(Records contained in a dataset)
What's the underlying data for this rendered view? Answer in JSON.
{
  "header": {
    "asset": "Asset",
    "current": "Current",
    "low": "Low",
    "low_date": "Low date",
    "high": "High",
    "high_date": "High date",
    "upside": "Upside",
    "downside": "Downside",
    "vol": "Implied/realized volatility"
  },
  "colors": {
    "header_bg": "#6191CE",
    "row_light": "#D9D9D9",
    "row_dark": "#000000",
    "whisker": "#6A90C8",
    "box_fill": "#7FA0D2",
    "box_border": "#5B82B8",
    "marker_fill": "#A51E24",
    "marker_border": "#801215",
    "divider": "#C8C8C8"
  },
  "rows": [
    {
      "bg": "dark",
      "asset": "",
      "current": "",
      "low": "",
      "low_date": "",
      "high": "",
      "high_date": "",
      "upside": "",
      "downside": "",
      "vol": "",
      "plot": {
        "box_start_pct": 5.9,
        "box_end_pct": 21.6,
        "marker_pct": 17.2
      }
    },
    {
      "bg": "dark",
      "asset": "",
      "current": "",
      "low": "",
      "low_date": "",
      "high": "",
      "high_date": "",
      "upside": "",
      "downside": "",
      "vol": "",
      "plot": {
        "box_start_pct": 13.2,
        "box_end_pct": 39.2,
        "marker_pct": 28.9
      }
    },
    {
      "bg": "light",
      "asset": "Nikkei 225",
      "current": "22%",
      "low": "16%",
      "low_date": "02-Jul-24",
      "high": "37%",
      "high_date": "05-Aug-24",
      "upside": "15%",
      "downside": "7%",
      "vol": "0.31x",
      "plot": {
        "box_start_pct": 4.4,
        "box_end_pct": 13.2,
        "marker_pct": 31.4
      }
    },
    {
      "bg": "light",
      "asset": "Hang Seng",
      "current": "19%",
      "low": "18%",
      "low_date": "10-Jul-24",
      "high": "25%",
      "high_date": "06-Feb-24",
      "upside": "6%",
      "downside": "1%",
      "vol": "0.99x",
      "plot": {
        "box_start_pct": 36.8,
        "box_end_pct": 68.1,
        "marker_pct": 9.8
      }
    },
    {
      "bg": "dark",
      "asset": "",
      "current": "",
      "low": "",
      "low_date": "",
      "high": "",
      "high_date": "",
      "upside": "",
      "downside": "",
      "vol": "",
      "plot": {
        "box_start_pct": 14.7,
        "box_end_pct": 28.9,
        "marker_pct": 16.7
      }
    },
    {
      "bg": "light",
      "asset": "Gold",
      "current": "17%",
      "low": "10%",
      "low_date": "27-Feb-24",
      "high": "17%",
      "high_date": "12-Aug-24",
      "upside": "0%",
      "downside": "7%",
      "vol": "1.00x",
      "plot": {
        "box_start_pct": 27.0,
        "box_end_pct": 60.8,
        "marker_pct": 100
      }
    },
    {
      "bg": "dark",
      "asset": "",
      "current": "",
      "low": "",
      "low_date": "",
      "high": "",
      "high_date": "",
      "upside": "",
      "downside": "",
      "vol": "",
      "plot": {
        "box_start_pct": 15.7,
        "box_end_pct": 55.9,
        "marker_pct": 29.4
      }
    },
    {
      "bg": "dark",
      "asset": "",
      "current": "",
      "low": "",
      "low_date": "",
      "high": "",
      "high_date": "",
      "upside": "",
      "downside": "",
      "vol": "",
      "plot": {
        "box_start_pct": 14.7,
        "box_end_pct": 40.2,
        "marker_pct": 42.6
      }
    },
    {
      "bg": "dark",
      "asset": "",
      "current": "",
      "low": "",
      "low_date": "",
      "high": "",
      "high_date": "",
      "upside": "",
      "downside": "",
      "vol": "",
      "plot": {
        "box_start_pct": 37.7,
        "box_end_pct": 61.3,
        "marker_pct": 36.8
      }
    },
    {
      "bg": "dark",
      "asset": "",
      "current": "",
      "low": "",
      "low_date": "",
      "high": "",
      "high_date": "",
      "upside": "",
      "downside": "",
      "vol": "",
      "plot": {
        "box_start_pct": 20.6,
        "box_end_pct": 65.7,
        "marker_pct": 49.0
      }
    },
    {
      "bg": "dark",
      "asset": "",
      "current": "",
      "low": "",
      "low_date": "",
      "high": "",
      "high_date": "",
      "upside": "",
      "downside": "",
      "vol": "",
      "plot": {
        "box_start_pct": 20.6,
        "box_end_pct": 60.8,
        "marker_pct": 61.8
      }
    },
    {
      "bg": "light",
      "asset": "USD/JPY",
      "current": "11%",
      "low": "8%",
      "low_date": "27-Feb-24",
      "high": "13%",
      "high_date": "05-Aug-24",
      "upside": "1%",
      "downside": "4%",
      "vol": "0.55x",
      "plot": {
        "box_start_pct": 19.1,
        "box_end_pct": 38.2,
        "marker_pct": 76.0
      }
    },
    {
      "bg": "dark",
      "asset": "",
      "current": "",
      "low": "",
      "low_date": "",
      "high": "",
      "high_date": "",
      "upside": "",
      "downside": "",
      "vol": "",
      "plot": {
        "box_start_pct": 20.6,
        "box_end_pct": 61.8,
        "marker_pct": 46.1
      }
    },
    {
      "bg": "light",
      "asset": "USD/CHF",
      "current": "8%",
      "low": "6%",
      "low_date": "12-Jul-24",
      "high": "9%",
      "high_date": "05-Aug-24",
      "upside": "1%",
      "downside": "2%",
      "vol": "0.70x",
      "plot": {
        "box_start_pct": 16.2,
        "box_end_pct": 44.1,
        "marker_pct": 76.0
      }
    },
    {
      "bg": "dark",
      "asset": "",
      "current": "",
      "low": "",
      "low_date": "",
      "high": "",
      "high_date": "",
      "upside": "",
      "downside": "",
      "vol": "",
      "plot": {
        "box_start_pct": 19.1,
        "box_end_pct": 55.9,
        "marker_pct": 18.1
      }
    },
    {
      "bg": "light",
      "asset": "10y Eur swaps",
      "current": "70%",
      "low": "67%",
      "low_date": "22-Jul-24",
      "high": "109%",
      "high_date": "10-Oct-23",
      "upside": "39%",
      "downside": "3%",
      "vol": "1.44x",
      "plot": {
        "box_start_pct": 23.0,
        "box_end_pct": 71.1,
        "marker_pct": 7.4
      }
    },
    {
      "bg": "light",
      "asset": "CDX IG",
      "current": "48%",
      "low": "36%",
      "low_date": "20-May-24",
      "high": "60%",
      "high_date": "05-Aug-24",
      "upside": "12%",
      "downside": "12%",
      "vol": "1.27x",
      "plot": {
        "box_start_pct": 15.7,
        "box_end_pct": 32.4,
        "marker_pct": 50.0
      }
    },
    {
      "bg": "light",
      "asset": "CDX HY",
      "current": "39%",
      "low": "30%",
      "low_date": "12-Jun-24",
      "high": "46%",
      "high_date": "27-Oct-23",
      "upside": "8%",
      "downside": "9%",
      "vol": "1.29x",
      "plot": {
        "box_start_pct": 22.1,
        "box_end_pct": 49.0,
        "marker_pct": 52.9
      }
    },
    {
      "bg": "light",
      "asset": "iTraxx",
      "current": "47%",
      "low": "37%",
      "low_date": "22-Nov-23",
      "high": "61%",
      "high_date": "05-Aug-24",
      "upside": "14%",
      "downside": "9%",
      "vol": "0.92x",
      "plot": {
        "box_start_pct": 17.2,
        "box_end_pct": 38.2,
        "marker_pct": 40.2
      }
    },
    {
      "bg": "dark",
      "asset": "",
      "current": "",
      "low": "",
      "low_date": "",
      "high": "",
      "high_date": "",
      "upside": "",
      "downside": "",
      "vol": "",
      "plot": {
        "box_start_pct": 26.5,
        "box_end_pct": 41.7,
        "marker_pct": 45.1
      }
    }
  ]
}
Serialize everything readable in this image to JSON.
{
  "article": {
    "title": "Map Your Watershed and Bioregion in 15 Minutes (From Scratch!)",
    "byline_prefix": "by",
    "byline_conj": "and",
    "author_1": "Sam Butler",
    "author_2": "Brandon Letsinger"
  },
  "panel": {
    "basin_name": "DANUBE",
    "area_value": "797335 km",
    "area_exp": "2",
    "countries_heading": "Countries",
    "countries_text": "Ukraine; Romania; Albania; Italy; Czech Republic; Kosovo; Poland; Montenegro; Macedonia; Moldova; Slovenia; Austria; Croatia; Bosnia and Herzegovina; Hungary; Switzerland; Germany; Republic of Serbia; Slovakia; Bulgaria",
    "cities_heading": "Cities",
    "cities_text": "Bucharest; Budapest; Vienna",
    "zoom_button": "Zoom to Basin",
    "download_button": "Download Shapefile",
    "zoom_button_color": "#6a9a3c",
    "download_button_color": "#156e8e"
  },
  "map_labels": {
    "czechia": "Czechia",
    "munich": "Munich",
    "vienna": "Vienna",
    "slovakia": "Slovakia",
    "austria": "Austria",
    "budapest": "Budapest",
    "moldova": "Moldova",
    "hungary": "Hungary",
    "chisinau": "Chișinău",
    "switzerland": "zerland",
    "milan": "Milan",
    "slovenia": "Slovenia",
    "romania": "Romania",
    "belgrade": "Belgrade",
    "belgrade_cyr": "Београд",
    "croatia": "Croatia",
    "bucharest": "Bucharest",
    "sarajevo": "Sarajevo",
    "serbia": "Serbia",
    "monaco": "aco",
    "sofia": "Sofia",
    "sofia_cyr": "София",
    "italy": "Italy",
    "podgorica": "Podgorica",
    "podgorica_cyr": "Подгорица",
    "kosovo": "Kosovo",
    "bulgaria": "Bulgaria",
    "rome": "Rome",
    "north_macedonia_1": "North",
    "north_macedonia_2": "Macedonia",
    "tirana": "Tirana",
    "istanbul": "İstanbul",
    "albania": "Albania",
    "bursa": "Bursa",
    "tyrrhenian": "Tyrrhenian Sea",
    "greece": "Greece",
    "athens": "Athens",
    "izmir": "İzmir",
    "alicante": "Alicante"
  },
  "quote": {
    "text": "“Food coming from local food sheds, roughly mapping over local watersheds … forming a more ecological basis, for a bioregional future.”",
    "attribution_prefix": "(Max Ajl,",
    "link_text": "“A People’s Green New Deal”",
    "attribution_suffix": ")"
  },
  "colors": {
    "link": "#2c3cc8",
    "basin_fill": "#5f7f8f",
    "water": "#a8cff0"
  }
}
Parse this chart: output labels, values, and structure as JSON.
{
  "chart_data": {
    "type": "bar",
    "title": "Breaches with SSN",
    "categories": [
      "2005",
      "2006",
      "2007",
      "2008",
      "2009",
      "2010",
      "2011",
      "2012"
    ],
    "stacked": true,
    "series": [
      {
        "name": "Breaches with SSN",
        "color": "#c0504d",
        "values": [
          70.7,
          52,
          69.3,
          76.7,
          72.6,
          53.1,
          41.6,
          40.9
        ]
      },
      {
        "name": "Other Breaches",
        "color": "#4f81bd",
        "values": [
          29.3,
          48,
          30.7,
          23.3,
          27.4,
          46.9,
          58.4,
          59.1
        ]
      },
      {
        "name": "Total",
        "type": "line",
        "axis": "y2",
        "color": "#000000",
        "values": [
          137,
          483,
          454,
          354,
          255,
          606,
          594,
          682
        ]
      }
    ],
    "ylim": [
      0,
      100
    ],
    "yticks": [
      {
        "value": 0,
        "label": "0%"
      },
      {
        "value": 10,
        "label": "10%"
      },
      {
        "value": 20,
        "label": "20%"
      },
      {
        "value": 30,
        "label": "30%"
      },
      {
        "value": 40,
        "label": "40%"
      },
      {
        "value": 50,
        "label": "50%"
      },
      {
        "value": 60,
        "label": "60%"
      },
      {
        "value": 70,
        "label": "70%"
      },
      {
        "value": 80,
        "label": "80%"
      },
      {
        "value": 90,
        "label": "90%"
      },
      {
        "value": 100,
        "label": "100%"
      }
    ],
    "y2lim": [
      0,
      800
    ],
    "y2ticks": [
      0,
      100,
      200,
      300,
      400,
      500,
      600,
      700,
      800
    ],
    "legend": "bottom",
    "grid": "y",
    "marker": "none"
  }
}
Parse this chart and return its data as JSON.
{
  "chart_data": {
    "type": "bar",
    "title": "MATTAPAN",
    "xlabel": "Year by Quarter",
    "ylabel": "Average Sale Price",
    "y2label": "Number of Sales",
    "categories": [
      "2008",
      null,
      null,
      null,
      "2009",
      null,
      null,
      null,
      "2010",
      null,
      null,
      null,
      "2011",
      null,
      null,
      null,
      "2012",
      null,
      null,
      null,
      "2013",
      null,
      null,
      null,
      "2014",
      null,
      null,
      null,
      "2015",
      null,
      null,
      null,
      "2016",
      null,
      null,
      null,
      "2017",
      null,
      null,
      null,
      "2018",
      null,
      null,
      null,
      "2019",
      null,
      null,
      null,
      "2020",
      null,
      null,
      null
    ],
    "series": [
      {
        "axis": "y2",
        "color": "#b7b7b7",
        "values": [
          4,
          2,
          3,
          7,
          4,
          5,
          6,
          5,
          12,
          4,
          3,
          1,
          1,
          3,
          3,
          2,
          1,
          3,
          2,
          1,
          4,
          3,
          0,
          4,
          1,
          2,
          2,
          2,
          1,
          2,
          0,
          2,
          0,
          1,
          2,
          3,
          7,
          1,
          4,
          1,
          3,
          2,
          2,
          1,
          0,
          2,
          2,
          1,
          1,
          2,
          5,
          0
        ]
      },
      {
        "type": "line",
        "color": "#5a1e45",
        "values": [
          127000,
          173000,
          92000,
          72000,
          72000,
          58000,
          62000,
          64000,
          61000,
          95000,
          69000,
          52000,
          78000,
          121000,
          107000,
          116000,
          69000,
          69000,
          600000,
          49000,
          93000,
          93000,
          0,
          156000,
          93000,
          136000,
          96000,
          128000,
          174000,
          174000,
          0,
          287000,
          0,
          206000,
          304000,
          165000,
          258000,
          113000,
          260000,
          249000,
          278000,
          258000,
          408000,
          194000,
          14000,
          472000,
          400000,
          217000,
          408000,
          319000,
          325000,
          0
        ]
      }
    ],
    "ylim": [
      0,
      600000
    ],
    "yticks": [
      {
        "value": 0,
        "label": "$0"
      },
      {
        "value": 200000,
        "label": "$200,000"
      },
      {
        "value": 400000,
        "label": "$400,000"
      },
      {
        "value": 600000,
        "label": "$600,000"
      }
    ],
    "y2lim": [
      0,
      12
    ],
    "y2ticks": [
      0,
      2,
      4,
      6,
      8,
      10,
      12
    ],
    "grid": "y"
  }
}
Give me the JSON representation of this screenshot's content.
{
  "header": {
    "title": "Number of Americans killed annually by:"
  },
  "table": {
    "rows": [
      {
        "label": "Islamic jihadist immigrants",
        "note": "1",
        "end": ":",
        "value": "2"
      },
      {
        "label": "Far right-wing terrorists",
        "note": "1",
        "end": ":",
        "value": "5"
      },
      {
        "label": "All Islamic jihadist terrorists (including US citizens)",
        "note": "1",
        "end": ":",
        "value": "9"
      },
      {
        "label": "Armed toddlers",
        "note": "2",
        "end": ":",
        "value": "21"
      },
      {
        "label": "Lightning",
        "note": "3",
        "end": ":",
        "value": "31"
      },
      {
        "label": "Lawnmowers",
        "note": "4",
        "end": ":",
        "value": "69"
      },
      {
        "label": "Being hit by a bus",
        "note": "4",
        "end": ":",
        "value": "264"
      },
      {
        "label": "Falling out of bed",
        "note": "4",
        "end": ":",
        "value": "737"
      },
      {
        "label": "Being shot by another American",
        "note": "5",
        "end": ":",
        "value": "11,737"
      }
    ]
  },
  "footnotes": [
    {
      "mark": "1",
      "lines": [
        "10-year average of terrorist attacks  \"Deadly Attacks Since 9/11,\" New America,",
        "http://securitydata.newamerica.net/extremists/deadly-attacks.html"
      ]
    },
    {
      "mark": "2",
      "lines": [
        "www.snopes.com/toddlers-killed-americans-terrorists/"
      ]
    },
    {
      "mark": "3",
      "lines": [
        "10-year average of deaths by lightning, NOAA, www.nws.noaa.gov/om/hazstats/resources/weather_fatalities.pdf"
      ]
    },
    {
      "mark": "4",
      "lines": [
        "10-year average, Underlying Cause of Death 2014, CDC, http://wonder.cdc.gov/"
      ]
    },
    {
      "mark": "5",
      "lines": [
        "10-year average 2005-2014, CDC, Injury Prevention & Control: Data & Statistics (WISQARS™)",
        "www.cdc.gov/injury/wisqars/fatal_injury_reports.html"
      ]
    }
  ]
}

> WRITTEN EXERCISE
Copy all lines from the entries that contain the word "this".

> WRITTEN RESPONSE
What's the underlying data for this rendered view? Answer in JSON.
Serialize everything readable in this image to JSON.
Parse this chart: output labels, values, and structure as JSON.
Parse this chart and return its data as JSON.
Give me the JSON representation of this screenshot's content.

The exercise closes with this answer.